Go through the listing and copy every line word for word.

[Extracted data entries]
....

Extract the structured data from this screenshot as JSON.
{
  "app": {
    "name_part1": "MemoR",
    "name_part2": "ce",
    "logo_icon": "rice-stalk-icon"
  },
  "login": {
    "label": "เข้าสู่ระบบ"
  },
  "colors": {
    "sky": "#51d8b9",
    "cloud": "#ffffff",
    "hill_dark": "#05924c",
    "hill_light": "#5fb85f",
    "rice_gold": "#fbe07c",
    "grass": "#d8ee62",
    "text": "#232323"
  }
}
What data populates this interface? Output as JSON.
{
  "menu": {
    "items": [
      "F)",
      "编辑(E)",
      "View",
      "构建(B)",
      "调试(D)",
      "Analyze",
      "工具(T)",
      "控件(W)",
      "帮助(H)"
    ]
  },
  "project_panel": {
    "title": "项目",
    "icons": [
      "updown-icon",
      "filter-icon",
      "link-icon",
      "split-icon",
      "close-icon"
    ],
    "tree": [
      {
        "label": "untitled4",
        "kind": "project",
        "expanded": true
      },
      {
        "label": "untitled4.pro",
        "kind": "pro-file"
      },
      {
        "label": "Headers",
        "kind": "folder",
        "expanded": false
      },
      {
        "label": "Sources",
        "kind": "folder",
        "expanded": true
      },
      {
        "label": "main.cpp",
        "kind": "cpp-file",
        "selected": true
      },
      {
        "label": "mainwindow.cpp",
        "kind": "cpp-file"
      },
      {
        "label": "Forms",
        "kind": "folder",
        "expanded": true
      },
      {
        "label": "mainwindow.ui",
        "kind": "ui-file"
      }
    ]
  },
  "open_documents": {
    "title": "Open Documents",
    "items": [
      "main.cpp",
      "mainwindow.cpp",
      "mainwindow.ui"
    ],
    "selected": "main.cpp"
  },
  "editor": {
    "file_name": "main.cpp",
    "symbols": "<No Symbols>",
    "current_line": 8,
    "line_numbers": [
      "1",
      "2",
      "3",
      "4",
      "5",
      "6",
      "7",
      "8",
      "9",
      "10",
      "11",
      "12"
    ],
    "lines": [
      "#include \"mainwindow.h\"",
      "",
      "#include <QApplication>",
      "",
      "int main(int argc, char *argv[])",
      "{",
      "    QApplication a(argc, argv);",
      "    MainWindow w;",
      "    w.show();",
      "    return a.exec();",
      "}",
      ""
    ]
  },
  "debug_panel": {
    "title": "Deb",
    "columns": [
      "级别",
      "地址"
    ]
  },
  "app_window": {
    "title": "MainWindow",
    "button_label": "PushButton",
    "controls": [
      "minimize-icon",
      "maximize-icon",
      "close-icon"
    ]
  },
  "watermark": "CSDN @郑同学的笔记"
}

....

- [Finished exercise]
Extract the structured data from this screenshot as JSON.
{
  "app": {
    "name_part1": "MemoR",
    "name_part2": "ce",
    "logo_icon": "rice-stalk-icon"
  },
  "login": {
    "label": "เข้าสู่ระบบ"
  },
  "colors": {
    "sky": "#51d8b9",
    "cloud": "#ffffff",
    "hill_dark": "#05924c",
    "hill_light": "#5fb85f",
    "rice_gold": "#fbe07c",
    "grass": "#d8ee62",
    "text": "#232323"
  }
}
What data populates this interface? Output as JSON.
{
  "menu": {
    "items": [
      "F)",
      "编辑(E)",
      "View",
      "构建(B)",
      "调试(D)",
      "Analyze",
      "工具(T)",
      "控件(W)",
      "帮助(H)"
    ]
  },
  "project_panel": {
    "title": "项目",
    "icons": [
      "updown-icon",
      "filter-icon",
      "link-icon",
      "split-icon",
      "close-icon"
    ],
    "tree": [
      {
        "label": "untitled4",
        "kind": "project",
        "expanded": true
      },
      {
        "label": "untitled4.pro",
        "kind": "pro-file"
      },
      {
        "label": "Headers",
        "kind": "folder",
        "expanded": false
      },
      {
        "label": "Sources",
        "kind": "folder",
        "expanded": true
      },
      {
        "label": "main.cpp",
        "kind": "cpp-file",
        "selected": true
      },
      {
        "label": "mainwindow.cpp",
        "kind": "cpp-file"
      },
      {
        "label": "Forms",
        "kind": "folder",
        "expanded": true
      },
      {
        "label": "mainwindow.ui",
        "kind": "ui-file"
      }
    ]
  },
  "open_documents": {
    "title": "Open Documents",
    "items": [
      "main.cpp",
      "mainwindow.cpp",
      "mainwindow.ui"
    ],
    "selected": "main.cpp"
  },
  "editor": {
    "file_name": "main.cpp",
    "symbols": "<No Symbols>",
    "current_line": 8,
    "line_numbers": [
      "1",
      "2",
      "3",
      "4",
      "5",
      "6",
      "7",
      "8",
      "9",
      "10",
      "11",
      "12"
    ],
    "lines": [
      "#include \"mainwindow.h\"",
      "",
      "#include <QApplication>",
      "",
      "int main(int argc, char *argv[])",
      "{",
      "    QApplication a(argc, argv);",
      "    MainWindow w;",
      "    w.show();",
      "    return a.exec();",
      "}",
      ""
    ]
  },
  "debug_panel": {
    "title": "Deb",
    "columns": [
      "级别",
      "地址"
    ]
  },
  "app_window": {
    "title": "MainWindow",
    "button_label": "PushButton",
    "controls": [
      "minimize-icon",
      "maximize-icon",
      "close-icon"
    ]
  },
  "watermark": "CSDN @郑同学的笔记"
}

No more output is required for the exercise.